INPUT FOR THIS TASK:
## Start
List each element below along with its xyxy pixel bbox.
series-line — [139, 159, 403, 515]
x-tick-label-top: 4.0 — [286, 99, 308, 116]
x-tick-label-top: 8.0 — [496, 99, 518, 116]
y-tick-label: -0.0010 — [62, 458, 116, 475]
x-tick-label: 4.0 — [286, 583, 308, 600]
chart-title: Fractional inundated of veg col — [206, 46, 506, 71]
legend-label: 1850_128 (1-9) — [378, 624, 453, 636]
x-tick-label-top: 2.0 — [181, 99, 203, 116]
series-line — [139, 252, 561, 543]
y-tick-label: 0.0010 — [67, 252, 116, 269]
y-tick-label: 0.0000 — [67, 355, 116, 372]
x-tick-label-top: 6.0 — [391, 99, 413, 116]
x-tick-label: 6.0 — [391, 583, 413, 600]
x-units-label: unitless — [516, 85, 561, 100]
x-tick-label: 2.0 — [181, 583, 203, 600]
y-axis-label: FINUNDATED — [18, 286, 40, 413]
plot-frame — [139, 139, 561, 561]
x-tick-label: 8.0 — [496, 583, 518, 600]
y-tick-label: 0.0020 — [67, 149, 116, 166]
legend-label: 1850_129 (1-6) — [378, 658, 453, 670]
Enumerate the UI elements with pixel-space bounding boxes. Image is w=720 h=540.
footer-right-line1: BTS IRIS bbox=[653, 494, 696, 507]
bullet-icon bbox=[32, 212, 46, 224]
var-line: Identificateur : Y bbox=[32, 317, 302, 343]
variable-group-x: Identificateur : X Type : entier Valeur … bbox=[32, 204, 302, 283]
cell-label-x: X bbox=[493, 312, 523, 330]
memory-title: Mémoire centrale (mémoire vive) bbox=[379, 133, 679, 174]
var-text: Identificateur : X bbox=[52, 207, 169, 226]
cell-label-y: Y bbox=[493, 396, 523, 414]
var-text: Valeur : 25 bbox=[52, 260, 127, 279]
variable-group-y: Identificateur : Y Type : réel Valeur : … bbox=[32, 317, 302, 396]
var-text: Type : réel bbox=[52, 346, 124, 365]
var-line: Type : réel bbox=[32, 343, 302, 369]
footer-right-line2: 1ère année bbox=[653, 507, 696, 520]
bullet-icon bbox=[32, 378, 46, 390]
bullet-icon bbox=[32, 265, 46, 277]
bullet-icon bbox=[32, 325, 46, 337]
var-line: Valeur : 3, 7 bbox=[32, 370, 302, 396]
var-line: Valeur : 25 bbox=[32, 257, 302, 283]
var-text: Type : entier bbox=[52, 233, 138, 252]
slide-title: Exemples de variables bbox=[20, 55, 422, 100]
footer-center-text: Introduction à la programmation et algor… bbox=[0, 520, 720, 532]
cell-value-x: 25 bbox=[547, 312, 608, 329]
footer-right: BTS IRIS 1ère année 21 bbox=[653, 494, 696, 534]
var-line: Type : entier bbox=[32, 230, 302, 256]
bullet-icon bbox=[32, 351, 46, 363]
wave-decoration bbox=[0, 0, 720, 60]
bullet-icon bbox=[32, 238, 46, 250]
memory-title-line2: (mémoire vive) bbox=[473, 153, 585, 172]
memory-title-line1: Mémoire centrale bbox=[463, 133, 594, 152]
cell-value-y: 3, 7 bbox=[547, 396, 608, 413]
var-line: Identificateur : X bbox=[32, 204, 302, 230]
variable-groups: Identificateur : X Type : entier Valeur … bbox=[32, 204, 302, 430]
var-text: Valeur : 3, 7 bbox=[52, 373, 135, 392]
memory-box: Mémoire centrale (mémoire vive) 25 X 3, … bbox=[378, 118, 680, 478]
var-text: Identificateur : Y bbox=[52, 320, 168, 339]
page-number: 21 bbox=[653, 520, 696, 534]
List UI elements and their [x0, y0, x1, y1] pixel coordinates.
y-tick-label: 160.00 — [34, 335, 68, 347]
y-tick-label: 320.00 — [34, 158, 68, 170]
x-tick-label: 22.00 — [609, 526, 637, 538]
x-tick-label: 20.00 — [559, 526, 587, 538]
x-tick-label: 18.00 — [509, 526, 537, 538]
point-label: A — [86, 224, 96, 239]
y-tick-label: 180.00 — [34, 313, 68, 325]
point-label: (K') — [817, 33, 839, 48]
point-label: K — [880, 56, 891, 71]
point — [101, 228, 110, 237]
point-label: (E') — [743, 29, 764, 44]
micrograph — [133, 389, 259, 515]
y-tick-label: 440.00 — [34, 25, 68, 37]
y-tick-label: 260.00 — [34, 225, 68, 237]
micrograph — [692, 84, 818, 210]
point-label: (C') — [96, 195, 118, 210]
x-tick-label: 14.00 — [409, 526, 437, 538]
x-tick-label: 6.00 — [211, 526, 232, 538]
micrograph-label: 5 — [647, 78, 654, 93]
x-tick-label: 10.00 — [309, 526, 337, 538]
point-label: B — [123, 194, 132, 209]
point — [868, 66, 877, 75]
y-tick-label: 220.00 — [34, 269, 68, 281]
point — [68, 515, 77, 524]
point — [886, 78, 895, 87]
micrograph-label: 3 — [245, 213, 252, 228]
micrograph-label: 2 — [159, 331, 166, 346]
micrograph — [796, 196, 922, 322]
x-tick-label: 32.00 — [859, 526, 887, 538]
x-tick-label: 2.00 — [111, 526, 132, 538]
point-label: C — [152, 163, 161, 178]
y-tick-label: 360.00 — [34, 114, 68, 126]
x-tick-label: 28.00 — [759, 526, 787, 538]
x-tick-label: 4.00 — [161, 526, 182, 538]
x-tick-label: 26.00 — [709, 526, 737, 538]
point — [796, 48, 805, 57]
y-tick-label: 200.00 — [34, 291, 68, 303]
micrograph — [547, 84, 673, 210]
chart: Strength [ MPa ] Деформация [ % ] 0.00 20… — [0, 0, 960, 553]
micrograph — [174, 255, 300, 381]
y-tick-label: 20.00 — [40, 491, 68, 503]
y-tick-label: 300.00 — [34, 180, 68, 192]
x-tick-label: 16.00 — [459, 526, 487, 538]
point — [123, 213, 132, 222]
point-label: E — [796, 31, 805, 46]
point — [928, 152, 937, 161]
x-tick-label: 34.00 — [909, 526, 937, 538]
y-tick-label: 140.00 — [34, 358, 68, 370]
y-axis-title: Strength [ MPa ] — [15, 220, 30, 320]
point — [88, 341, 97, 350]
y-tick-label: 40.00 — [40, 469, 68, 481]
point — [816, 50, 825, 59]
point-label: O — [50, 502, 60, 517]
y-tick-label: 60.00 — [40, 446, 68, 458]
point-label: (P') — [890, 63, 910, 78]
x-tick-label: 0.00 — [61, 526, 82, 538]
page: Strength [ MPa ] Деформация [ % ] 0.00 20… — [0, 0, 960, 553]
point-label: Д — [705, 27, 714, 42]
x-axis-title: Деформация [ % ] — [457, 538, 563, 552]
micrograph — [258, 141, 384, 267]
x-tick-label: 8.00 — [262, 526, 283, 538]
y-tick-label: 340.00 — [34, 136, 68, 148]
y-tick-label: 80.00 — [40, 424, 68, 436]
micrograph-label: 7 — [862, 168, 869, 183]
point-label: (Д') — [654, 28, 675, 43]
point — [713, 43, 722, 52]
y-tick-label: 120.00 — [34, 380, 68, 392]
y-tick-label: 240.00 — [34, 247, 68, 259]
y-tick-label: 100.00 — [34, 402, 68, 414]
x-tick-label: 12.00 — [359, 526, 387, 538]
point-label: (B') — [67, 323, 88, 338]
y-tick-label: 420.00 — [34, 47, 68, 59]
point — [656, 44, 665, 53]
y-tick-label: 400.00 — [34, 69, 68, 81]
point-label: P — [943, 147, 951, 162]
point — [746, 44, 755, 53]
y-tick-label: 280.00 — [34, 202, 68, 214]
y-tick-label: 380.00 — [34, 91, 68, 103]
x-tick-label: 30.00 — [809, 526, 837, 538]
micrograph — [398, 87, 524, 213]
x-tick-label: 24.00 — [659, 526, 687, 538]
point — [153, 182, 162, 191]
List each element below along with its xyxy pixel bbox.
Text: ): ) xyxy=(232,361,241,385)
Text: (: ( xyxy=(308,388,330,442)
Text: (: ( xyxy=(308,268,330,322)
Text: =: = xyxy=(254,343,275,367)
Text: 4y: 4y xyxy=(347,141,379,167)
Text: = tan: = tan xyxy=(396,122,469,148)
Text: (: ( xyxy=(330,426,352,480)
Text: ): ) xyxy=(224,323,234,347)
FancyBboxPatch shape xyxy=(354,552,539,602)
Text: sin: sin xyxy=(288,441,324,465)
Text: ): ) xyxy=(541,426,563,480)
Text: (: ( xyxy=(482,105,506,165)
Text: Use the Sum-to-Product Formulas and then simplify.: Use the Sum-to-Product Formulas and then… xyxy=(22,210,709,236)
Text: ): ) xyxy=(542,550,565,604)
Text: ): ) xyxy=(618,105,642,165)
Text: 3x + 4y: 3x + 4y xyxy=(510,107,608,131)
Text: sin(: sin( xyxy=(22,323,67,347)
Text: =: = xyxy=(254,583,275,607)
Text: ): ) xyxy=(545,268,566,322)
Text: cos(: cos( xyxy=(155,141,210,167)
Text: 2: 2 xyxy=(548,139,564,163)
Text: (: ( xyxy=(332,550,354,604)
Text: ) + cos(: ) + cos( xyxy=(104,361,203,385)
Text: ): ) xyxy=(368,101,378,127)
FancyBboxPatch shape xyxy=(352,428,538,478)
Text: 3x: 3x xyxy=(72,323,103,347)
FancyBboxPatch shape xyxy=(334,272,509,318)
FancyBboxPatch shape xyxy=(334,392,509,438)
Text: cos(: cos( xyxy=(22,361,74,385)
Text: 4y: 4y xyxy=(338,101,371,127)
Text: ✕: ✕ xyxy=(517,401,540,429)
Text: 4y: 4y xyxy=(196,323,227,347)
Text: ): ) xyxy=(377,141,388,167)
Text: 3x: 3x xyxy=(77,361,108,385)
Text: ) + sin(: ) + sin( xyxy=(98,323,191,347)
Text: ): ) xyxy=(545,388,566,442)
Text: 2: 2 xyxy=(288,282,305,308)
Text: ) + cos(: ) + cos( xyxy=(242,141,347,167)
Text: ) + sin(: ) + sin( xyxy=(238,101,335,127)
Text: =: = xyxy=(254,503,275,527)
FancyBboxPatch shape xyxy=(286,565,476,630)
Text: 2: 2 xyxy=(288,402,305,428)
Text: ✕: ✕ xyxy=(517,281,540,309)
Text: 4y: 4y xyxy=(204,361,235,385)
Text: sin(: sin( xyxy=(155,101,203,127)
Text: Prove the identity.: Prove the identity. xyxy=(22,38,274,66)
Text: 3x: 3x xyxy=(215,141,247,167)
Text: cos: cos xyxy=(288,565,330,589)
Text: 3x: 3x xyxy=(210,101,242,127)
## End
GOAL OF THE EXERCISE: Write out the lines word for word, from the first one through the line with "y-tick-label: 0.0000 — [67, 355, 116, 372]", including both.

REPLY:
List each element below along with its xyxy pixel bbox.
series-line — [139, 159, 403, 515]
x-tick-label-top: 4.0 — [286, 99, 308, 116]
x-tick-label-top: 8.0 — [496, 99, 518, 116]
y-tick-label: -0.0010 — [62, 458, 116, 475]
x-tick-label: 4.0 — [286, 583, 308, 600]
chart-title: Fractional inundated of veg col — [206, 46, 506, 71]
legend-label: 1850_128 (1-9) — [378, 624, 453, 636]
x-tick-label-top: 2.0 — [181, 99, 203, 116]
series-line — [139, 252, 561, 543]
y-tick-label: 0.0010 — [67, 252, 116, 269]
y-tick-label: 0.0000 — [67, 355, 116, 372]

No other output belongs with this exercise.